* **Consigne**
Transcrivez fidèlement, dans l'extrait consacré à Thomas Carpentier ci-dessous, tout ce qui va de « Thomas Carpentier a » jusqu'à « ne soit diagnostiquée. ».

* **Extrait choisi**
———

Thomas Carpentier a 22 ans. Etudiant sortant de l'école d'art Saint-Luc, en Belgique, il vient de terminer sa première oeuvre sous la forme d'un manga intitulé "U mad people". Un récit brut, composé de souvenirs d'une période difficile, avant que sa schizophrénie ne soit diagnostiquée. 

"J'arrive à en garder le meilleur"

"Ça a commencé par un épisode dépressif, on m'a dit d'ailleurs que ça se déclenchait souvent comme ça. Des hallucinations sont venues, petit à petit. Si progressivement que je ne me rendais pas compte que j'étais en train de sortir de la réalité, raconte-t-il. Le moment qui a été décisif, c'est lors d'une crise de colère assez intense, où ma mère m'a demandé si j'entendais des voix. Sur le moment, je n'ai pas répondu, c'est elle qui a décidé de chercher de l'aide."

Cette période intense en proie avec la maladie dure trois ans jusqu'à ce que Thomas Carpentier soit diagnostiqué, en février 2020. "En ce moment, ma maladie n'affecte plus tellement mon quotidien. Il reste deux ou trois hallucinations, parfois, quand je suis seul. Grâce au traitement, j'arrive à en garder le meilleur. Ce que je me dis souvent, c'est que c'est comme une extension de mon cerveau, une succursale qui s'est ouverte" confie le jeune artiste.

"Ça me permet d'être beaucoup plus créatif, en tout cas je pense. Ça m'a ouvert l'esprit. A coups de surins dans le crâne, mais ça m'a ouvert l'esprit."

Thomas Carpentier

Un voyage dans la tête de "Théo"

———

* **Données fournies**
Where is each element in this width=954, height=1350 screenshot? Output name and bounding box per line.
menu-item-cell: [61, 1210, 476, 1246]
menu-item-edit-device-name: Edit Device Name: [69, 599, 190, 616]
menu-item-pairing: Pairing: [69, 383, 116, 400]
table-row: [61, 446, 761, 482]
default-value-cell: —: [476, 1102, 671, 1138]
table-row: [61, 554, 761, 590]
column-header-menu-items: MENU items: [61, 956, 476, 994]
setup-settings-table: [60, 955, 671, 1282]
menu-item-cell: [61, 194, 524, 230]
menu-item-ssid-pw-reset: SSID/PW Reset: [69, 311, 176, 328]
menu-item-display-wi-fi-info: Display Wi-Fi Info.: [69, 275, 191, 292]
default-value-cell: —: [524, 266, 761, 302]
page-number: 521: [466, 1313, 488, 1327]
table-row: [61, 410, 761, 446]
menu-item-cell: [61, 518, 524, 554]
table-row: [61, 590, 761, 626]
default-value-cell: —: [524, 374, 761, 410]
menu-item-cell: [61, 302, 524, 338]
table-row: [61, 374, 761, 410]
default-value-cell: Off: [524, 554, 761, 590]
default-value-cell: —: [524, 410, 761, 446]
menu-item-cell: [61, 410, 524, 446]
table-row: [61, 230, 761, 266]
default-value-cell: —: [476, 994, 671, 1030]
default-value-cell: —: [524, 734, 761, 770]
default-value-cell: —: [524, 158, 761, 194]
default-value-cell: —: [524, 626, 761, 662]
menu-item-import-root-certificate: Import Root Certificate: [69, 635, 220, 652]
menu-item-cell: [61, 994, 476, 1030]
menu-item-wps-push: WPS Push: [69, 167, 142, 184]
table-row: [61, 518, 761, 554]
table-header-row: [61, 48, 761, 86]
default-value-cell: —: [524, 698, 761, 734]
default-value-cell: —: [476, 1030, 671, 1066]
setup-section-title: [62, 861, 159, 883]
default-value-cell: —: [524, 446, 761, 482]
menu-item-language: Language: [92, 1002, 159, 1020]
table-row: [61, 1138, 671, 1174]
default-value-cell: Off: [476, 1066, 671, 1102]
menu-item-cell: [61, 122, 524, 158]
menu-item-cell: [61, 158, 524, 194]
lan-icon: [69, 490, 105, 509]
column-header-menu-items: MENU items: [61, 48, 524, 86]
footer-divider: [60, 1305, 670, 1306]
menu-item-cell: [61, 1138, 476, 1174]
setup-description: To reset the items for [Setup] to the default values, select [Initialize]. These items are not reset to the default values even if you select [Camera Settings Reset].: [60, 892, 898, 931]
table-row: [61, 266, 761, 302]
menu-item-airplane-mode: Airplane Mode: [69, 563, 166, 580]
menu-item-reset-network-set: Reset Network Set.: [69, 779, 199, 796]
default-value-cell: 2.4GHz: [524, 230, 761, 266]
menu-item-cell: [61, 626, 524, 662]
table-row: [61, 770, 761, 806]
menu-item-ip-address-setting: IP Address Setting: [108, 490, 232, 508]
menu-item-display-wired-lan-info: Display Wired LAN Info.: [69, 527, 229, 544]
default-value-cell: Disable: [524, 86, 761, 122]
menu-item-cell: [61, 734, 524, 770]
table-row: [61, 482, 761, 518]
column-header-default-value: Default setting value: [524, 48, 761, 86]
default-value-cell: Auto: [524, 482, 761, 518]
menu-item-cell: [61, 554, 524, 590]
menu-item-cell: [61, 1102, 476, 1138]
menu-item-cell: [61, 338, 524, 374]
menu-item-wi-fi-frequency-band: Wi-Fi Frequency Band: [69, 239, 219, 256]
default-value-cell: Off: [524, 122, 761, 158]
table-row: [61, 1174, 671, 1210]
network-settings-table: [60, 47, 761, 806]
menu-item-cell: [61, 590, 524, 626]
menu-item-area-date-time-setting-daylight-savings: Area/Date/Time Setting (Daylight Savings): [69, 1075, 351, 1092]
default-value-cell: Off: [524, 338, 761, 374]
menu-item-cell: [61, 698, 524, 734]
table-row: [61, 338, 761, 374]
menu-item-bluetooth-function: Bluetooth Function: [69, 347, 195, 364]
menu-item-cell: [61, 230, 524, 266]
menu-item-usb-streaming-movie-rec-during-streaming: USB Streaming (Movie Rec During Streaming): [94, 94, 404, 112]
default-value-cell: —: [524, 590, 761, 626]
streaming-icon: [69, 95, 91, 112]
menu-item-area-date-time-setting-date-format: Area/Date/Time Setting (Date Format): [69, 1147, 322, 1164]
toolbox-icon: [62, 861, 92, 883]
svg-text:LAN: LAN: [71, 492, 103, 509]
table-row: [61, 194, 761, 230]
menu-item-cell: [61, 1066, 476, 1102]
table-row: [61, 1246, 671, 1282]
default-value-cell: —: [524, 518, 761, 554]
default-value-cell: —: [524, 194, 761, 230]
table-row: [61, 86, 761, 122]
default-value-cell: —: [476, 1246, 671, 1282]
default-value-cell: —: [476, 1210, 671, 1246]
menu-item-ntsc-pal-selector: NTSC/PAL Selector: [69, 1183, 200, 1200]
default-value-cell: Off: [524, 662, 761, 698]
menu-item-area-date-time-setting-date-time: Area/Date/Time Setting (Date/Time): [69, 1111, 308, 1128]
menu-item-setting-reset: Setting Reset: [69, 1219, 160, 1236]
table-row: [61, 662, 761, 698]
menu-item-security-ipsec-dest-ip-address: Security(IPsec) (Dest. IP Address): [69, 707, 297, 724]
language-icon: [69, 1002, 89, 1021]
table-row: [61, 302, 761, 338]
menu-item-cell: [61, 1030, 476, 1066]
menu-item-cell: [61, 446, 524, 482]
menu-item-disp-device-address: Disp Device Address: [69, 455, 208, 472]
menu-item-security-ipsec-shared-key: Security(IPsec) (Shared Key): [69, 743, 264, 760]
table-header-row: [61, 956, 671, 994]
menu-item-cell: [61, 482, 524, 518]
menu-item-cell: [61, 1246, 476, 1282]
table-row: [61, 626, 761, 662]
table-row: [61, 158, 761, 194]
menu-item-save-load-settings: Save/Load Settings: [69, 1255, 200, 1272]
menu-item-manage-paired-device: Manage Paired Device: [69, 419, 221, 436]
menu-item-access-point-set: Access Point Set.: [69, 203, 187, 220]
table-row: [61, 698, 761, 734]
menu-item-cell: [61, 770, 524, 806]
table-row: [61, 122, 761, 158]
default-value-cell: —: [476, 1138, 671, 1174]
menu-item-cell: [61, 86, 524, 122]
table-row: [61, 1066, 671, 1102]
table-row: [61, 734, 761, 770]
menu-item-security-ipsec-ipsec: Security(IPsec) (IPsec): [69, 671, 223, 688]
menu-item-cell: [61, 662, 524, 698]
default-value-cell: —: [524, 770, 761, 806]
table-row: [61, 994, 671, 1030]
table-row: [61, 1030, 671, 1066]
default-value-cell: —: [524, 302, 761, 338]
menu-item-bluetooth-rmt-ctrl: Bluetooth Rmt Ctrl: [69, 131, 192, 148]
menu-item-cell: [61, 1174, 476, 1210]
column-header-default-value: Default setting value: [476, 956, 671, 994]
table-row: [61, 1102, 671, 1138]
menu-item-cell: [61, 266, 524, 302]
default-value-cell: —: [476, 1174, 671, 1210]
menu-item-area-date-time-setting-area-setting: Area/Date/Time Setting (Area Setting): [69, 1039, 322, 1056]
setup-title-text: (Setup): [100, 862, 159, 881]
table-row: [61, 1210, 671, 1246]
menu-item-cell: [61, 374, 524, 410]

———

* **Réponse**
Thomas Carpentier a 22 ans. Etudiant sortant de l'école d'art Saint-Luc, en Belgique, il vient de terminer sa première oeuvre sous la forme d'un manga intitulé "U mad people". Un récit brut, composé de souvenirs d'une période difficile, avant que sa schizophrénie ne soit diagnostiquée.